Content starts

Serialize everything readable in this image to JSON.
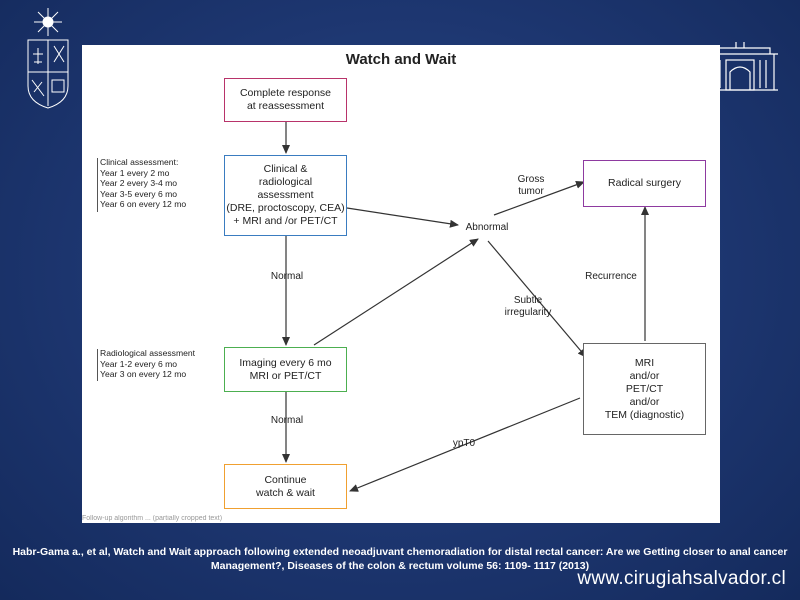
{
  "slide": {
    "title": "Watch and Wait",
    "footnote": "Follow-up algorithm ... (partially cropped text)"
  },
  "diagram": {
    "boxes": {
      "complete_response": "Complete response\nat reassessment",
      "clinical": "Clinical &\nradiological\nassessment\n(DRE, proctoscopy, CEA)\n+ MRI and /or PET/CT",
      "imaging": "Imaging every 6 mo\nMRI or PET/CT",
      "continue": "Continue\nwatch & wait",
      "radical": "Radical surgery",
      "mri": "MRI\nand/or\nPET/CT\nand/or\nTEM (diagnostic)"
    },
    "labels": {
      "normal1": "Normal",
      "normal2": "Normal",
      "abnormal": "Abnormal",
      "gross": "Gross\ntumor",
      "subtle": "Subtle\nirregularity",
      "recurrence": "Recurrence",
      "ypt0": "ypT0"
    },
    "side_notes": {
      "clinical": "Clinical assessment:\nYear 1 every 2 mo\nYear 2 every 3-4 mo\nYear 3-5 every 6 mo\nYear 6 on every 12 mo",
      "radiological": "Radiological assessment\nYear 1-2 every 6 mo\nYear 3 on every 12 mo"
    },
    "colors": {
      "complete_response": "#b8336a",
      "clinical": "#3a7cc0",
      "imaging": "#4caf50",
      "continue": "#f0a030",
      "radical": "#8e3aa0",
      "mri": "#666666"
    }
  },
  "citation": "Habr-Gama a., et al, Watch and Wait approach following extended neoadjuvant chemoradiation for distal rectal cancer: Are we Getting closer to anal cancer\nManagement?, Diseases of the colon & rectum volume 56: 1109-  1117  (2013)",
  "website": "www.cirugiahsalvador.cl"
}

Content ends

**ACTION ITEM**
Pictures in the records are to be left out; repeat everything else exactly.

**REPLY**
Serialize everything readable in this image to JSON.
{
  "slide": {
    "title": "Watch and Wait",
    "footnote": "Follow-up algorithm ... (partially cropped text)"
  },
  "diagram": {
    "boxes": {
      "complete_response": "Complete response\nat reassessment",
      "clinical": "Clinical &\nradiological\nassessment\n(DRE, proctoscopy, CEA)\n+ MRI and /or PET/CT",
      "imaging": "Imaging every 6 mo\nMRI or PET/CT",
      "continue": "Continue\nwatch & wait",
      "radical": "Radical surgery",
      "mri": "MRI\nand/or\nPET/CT\nand/or\nTEM (diagnostic)"
    },
    "labels": {
      "normal1": "Normal",
      "normal2": "Normal",
      "abnormal": "Abnormal",
      "gross": "Gross\ntumor",
      "subtle": "Subtle\nirregularity",
      "recurrence": "Recurrence",
      "ypt0": "ypT0"
    },
    "side_notes": {
      "clinical": "Clinical assessment:\nYear 1 every 2 mo\nYear 2 every 3-4 mo\nYear 3-5 every 6 mo\nYear 6 on every 12 mo",
      "radiological": "Radiological assessment\nYear 1-2 every 6 mo\nYear 3 on every 12 mo"
    },
    "colors": {
      "complete_response": "#b8336a",
      "clinical": "#3a7cc0",
      "imaging": "#4caf50",
      "continue": "#f0a030",
      "radical": "#8e3aa0",
      "mri": "#666666"
    }
  },
  "citation": "Habr-Gama a., et al, Watch and Wait approach following extended neoadjuvant chemoradiation for distal rectal cancer: Are we Getting closer to anal cancer\nManagement?, Diseases of the colon & rectum volume 56: 1109-  1117  (2013)",
  "website": "www.cirugiahsalvador.cl"
}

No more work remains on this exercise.